TASK OBJECTIVE: Return each line containing the string "相位选择".

— START DATA PROVIDED —

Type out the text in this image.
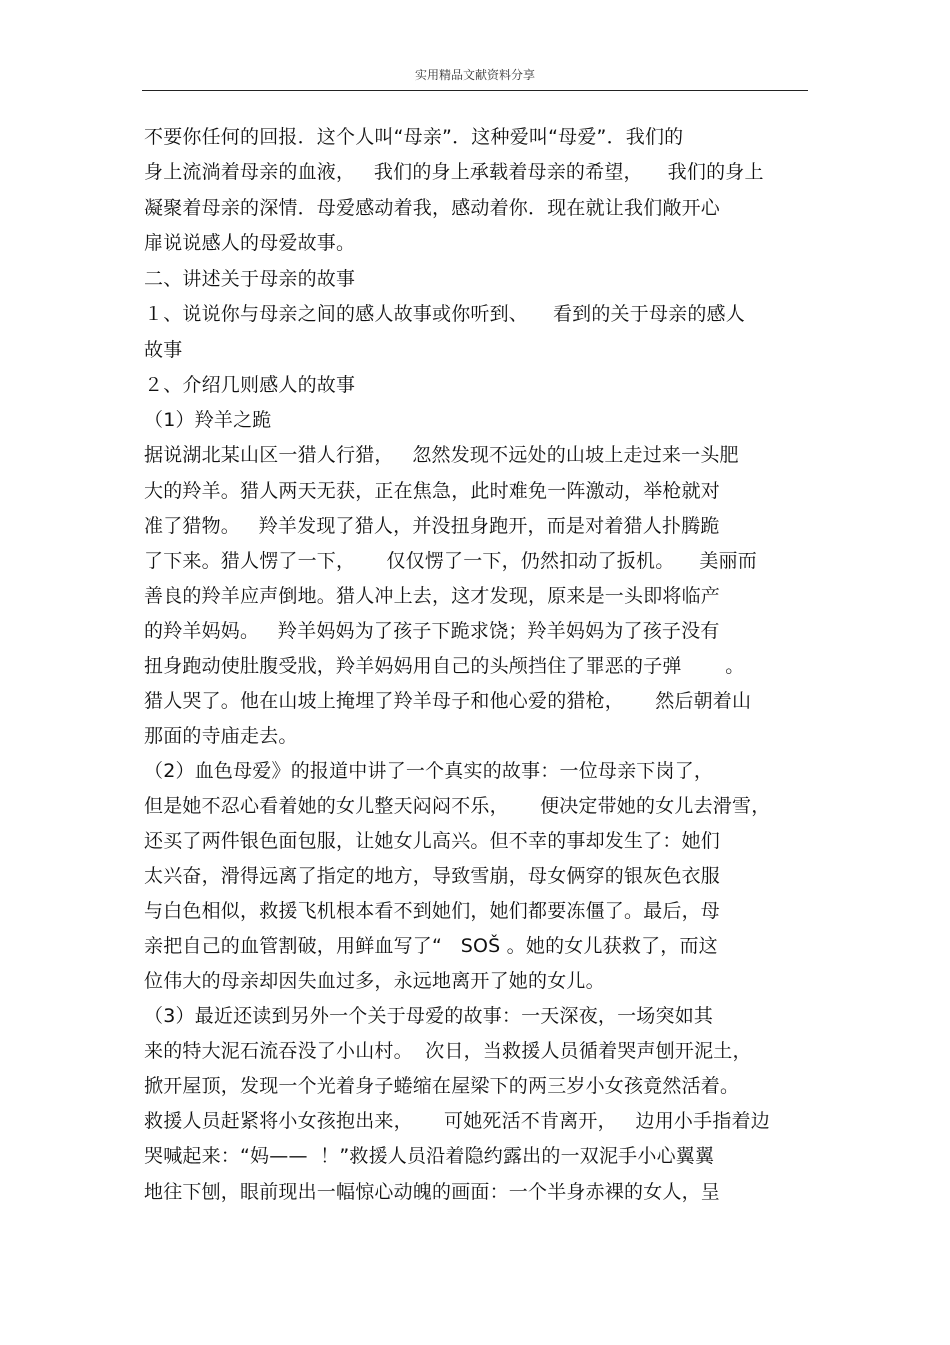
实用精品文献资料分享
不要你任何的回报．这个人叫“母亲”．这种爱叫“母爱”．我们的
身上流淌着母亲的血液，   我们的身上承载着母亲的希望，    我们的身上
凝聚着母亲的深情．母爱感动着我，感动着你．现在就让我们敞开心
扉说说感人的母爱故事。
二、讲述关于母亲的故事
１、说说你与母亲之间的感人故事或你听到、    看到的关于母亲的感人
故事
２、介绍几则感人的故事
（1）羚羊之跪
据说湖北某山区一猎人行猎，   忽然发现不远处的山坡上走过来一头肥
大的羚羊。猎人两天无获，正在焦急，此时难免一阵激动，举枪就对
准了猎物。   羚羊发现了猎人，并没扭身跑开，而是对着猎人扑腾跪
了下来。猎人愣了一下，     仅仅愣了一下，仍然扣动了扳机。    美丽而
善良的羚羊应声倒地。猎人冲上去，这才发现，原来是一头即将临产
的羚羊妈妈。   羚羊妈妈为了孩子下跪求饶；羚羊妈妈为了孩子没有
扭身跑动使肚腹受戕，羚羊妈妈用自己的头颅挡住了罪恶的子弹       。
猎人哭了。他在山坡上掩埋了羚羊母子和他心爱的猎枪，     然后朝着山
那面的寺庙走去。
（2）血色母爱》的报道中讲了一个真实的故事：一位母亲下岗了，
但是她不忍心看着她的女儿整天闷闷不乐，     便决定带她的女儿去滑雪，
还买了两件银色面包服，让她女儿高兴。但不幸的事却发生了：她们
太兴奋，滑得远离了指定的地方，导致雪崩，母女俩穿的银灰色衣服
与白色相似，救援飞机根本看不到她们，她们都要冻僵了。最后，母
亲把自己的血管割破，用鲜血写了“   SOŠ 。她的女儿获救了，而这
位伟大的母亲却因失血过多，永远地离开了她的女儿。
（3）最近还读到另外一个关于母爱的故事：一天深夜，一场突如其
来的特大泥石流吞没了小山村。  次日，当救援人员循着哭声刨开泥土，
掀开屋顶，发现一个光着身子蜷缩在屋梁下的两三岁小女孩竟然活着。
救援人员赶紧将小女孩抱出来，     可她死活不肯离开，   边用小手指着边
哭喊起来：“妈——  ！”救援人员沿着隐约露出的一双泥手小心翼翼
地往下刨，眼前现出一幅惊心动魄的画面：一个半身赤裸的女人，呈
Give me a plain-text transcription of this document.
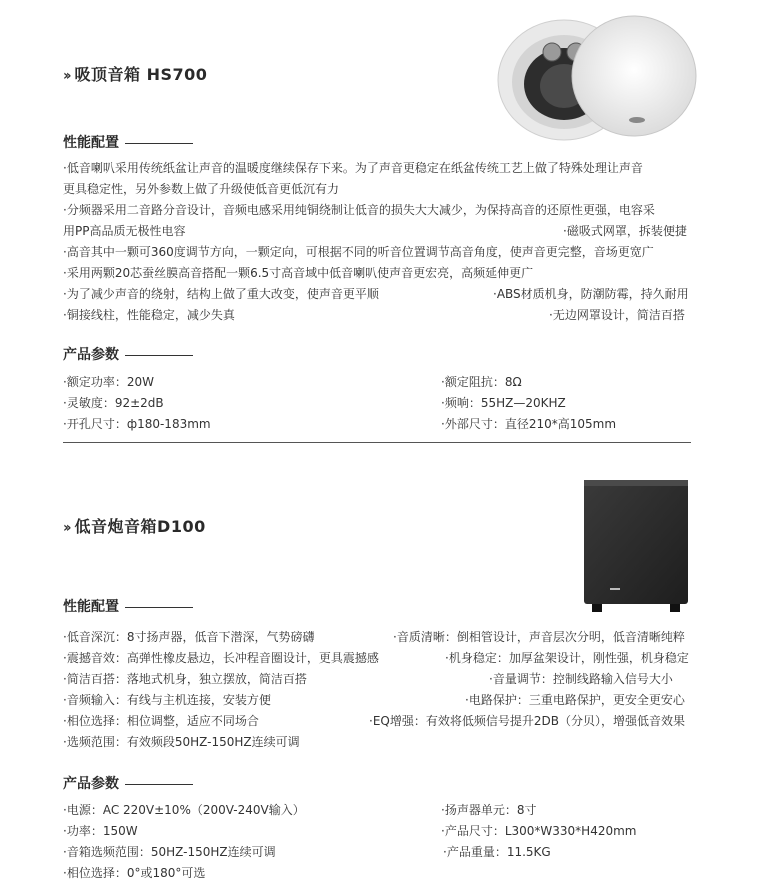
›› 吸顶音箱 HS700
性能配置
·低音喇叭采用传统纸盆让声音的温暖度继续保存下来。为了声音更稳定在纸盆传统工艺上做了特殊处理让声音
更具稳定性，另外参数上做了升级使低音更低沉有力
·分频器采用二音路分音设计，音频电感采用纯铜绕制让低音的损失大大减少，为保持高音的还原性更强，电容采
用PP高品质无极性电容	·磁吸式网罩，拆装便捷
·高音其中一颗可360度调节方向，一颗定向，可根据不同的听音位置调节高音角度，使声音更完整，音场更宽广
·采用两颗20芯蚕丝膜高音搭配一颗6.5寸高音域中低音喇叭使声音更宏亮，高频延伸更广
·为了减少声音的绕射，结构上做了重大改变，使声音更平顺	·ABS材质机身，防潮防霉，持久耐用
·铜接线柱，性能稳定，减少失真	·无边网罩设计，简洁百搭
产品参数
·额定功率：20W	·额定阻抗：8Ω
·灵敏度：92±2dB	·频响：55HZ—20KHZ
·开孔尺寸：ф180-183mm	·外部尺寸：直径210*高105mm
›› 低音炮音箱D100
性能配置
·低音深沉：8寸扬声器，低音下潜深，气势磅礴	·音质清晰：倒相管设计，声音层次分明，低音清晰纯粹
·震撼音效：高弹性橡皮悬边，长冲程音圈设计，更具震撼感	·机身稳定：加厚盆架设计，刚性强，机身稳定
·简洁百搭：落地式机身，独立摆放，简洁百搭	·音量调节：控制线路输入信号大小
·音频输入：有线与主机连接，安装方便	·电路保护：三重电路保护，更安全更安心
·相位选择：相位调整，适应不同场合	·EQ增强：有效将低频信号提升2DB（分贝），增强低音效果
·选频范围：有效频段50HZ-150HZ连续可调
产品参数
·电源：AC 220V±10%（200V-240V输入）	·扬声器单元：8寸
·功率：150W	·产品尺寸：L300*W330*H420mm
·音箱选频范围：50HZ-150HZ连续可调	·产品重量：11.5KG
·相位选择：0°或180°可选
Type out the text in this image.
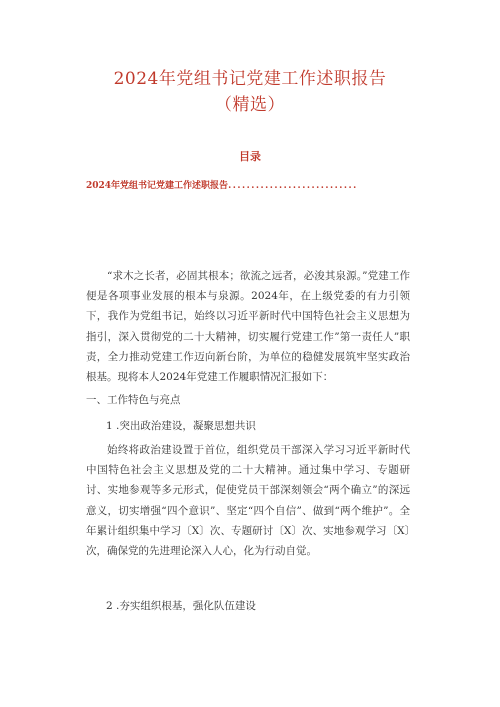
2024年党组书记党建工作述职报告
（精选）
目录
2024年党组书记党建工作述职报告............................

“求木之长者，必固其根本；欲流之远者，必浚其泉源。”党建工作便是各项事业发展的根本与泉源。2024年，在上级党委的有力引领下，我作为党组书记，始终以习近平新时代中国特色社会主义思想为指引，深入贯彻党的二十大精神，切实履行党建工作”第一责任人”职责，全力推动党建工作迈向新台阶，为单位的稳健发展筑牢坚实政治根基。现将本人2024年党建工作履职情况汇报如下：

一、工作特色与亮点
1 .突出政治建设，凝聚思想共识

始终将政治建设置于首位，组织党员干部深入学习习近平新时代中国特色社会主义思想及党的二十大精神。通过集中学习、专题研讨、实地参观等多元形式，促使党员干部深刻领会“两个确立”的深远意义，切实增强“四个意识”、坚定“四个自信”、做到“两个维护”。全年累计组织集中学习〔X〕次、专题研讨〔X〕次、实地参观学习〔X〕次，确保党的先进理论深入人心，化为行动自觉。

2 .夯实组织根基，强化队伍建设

— END DATA PROVIDED —

ANSWER TO THE PROBLEM:
·相位选择：相位调整，适应不同场合	·EQ增强：有效将低频信号提升2DB（分贝），增强低音效果
·相位选择：0°或180°可选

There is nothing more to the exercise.